Data entries:

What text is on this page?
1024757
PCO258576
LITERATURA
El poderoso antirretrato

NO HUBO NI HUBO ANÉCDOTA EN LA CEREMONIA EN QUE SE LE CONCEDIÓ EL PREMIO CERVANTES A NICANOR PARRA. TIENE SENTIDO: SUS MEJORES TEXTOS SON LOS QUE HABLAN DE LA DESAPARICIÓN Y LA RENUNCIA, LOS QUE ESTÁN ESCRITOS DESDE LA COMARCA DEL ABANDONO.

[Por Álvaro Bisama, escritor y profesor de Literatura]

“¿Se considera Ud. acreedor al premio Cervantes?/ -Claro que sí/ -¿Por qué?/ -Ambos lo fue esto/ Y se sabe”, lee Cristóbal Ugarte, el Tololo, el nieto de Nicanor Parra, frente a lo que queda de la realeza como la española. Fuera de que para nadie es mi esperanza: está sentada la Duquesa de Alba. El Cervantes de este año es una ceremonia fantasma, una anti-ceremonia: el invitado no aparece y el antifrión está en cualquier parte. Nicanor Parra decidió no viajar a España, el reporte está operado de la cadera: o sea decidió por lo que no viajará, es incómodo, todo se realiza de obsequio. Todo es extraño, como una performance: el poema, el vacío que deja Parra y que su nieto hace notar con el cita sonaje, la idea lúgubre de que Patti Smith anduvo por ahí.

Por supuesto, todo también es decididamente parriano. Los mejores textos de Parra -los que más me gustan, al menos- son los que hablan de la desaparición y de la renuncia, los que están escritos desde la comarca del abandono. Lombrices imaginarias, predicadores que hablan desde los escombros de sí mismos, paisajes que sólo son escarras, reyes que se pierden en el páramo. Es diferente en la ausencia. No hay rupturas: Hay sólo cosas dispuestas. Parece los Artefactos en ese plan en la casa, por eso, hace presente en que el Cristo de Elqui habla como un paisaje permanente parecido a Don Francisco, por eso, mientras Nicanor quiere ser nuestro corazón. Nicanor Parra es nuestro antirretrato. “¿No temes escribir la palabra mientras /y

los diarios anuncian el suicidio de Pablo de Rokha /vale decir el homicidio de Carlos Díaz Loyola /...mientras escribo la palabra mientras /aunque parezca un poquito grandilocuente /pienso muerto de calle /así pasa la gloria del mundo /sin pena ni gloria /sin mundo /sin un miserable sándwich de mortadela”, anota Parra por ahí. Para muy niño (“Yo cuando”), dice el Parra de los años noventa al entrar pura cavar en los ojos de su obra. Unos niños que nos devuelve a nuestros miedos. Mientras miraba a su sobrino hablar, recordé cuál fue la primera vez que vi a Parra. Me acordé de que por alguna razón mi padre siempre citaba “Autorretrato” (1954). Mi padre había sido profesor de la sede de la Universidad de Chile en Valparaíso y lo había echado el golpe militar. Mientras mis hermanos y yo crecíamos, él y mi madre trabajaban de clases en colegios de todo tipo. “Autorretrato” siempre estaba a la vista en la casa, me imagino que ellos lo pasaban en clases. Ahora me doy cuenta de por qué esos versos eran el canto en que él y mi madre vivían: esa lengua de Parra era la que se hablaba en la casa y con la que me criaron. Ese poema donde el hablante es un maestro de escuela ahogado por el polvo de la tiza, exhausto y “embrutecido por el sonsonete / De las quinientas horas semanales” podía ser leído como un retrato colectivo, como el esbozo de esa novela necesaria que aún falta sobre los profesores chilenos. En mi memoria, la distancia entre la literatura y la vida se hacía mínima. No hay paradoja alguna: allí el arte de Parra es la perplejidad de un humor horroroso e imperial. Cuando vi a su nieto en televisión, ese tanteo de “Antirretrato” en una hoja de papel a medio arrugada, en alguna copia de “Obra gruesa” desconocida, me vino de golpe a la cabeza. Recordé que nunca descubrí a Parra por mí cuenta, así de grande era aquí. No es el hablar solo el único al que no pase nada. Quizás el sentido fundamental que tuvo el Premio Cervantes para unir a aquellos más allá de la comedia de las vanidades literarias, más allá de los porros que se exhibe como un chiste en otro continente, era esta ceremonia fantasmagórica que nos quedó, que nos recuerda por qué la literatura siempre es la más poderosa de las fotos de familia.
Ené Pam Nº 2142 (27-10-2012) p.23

What you need to do:
Gather up every line in the data above that contains the word "hace", copying each one.

Reply:
“¿Se considera Ud. acreedor al premio Cervantes?/ -Claro que sí/ -¿Por qué?/ -Ambos lo fue esto/ Y se sabe”, lee Cristóbal Ugarte, el Tololo, el nieto de Nicanor Parra, frente a lo que queda de la realeza como la española. Fuera de que para nadie es mi esperanza: está sentada la Duquesa de Alba. El Cervantes de este año es una ceremonia fantasma, una anti-ceremonia: el invitado no aparece y el antifrión está en cualquier parte. Nicanor Parra decidió no viajar a España, el reporte está operado de la cadera: o sea decidió por lo que no viajará, es incómodo, todo se realiza de obsequio. Todo es extraño, como una performance: el poema, el vacío que deja Parra y que su nieto hace notar con el cita sonaje, la idea lúgubre de que Patti Smith anduvo por ahí.
Por supuesto, todo también es decididamente parriano. Los mejores textos de Parra -los que más me gustan, al menos- son los que hablan de la desaparición y de la renuncia, los que están escritos desde la comarca del abandono. Lombrices imaginarias, predicadores que hablan desde los escombros de sí mismos, paisajes que sólo son escarras, reyes que se pierden en el páramo. Es diferente en la ausencia. No hay rupturas: Hay sólo cosas dispuestas. Parece los Artefactos en ese plan en la casa, por eso, hace presente en que el Cristo de Elqui habla como un paisaje permanente parecido a Don Francisco, por eso, mientras Nicanor quiere ser nuestro corazón. Nicanor Parra es nuestro antirretrato. “¿No temes escribir la palabra mientras /y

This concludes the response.